— Stated goal —
Return all lines in the material below that contain "Samurai".

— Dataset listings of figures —
======

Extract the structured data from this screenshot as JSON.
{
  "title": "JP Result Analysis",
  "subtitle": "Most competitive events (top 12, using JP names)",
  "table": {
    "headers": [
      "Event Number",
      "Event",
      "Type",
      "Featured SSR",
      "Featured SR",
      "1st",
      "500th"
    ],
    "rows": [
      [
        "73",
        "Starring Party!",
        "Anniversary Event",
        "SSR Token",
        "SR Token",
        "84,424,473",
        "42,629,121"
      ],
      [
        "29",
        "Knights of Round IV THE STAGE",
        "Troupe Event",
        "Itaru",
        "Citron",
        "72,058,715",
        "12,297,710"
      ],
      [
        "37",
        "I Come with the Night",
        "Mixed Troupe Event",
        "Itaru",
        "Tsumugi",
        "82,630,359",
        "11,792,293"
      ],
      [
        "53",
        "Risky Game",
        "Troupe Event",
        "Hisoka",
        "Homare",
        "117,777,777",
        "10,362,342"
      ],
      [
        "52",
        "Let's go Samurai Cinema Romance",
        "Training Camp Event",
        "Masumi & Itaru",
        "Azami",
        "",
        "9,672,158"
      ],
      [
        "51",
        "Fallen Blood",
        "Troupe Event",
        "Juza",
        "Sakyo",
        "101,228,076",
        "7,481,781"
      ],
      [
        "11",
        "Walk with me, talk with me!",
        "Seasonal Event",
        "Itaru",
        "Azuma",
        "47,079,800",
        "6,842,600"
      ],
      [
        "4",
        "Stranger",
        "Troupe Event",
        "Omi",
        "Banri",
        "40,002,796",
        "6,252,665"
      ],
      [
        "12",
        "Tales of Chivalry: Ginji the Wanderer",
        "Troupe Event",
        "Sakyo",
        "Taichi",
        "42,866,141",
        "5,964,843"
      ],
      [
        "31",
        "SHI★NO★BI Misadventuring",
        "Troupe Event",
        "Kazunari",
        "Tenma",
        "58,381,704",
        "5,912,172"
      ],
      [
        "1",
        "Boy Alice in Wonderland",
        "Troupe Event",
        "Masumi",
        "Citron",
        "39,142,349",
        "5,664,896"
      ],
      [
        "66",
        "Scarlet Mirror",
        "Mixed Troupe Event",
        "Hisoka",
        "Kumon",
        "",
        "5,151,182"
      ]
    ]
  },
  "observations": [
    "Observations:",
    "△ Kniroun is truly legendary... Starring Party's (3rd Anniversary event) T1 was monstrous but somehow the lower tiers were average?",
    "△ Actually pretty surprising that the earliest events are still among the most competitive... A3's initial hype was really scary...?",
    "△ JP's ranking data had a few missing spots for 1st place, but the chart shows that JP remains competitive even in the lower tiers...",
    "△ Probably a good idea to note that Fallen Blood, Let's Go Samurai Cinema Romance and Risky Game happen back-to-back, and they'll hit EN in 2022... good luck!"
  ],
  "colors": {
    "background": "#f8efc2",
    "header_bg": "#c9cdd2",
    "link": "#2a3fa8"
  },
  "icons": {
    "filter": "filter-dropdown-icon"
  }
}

======

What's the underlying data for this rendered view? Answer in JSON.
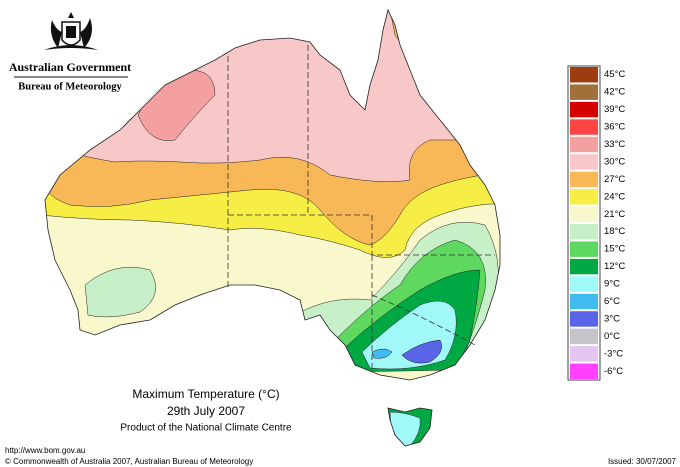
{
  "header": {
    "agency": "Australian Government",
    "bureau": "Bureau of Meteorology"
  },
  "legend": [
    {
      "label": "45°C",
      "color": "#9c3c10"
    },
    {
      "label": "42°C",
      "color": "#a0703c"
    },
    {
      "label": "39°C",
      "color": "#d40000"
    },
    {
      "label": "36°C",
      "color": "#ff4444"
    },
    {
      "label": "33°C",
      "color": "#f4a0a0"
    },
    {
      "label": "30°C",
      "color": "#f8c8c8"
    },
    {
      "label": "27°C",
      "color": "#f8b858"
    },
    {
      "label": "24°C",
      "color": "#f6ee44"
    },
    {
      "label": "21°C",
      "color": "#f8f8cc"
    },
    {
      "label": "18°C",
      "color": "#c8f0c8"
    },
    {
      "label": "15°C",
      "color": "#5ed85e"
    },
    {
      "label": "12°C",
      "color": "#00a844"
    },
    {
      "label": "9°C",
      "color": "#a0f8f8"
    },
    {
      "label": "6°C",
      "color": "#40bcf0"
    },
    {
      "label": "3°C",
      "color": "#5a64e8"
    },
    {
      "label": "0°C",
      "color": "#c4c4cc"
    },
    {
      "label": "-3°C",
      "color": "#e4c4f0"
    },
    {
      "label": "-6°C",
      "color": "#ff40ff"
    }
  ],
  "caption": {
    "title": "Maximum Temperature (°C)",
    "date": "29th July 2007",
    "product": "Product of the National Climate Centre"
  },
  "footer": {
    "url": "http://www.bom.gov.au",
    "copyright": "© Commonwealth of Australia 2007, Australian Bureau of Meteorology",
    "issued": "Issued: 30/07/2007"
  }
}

======

— Task answer —
        "Let's go Samurai Cinema Romance",
    "△ Probably a good idea to note that Fallen Blood, Let's Go Samurai Cinema Romance and Risky Game happen back-to-back, and they'll hit EN in 2022... good luck!"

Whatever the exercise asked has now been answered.